*Stated goal:* Set down all of the entries word for word, omitting the images they contain.

*Extracted information:*
-- start --
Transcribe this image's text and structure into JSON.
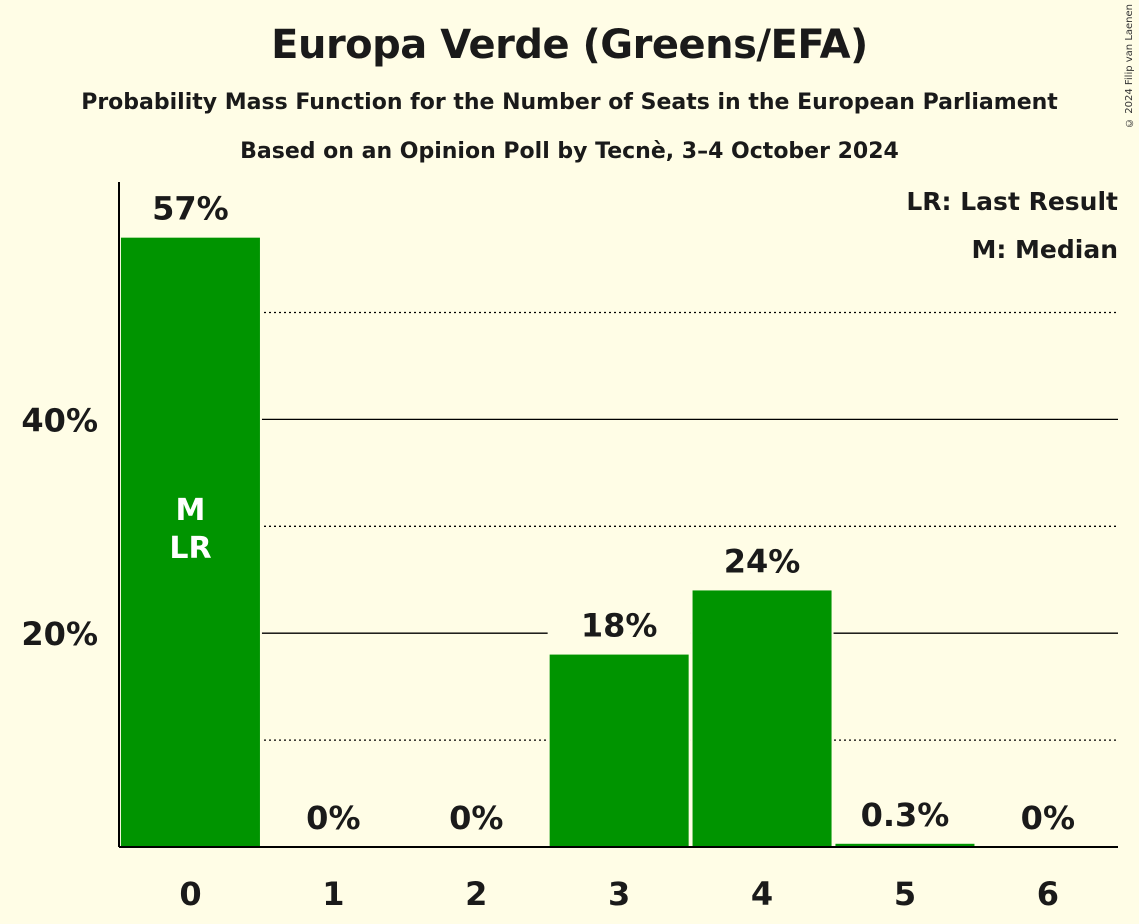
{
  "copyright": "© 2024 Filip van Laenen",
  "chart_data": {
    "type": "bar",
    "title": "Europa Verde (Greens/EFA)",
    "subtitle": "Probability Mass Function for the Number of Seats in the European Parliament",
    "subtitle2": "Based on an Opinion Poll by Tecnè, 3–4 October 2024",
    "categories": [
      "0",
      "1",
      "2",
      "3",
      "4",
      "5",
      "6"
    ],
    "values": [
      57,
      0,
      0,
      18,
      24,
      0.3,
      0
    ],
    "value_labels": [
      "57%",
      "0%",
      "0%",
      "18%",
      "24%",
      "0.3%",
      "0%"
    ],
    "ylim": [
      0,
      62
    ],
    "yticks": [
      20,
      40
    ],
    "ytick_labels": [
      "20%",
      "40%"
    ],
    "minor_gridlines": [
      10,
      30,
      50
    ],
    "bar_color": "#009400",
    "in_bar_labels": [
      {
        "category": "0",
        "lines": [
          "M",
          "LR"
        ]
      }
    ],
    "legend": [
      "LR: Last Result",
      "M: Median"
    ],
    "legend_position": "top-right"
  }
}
-- end --
*Exercise solution:*
Transcribe this image's text and structure into JSON.
{
  "copyright": "© 2024 Filip van Laenen",
  "chart_data": {
    "type": "bar",
    "title": "Europa Verde (Greens/EFA)",
    "subtitle": "Probability Mass Function for the Number of Seats in the European Parliament",
    "subtitle2": "Based on an Opinion Poll by Tecnè, 3–4 October 2024",
    "categories": [
      "0",
      "1",
      "2",
      "3",
      "4",
      "5",
      "6"
    ],
    "values": [
      57,
      0,
      0,
      18,
      24,
      0.3,
      0
    ],
    "value_labels": [
      "57%",
      "0%",
      "0%",
      "18%",
      "24%",
      "0.3%",
      "0%"
    ],
    "ylim": [
      0,
      62
    ],
    "yticks": [
      20,
      40
    ],
    "ytick_labels": [
      "20%",
      "40%"
    ],
    "minor_gridlines": [
      10,
      30,
      50
    ],
    "bar_color": "#009400",
    "in_bar_labels": [
      {
        "category": "0",
        "lines": [
          "M",
          "LR"
        ]
      }
    ],
    "legend": [
      "LR: Last Result",
      "M: Median"
    ],
    "legend_position": "top-right"
  }
}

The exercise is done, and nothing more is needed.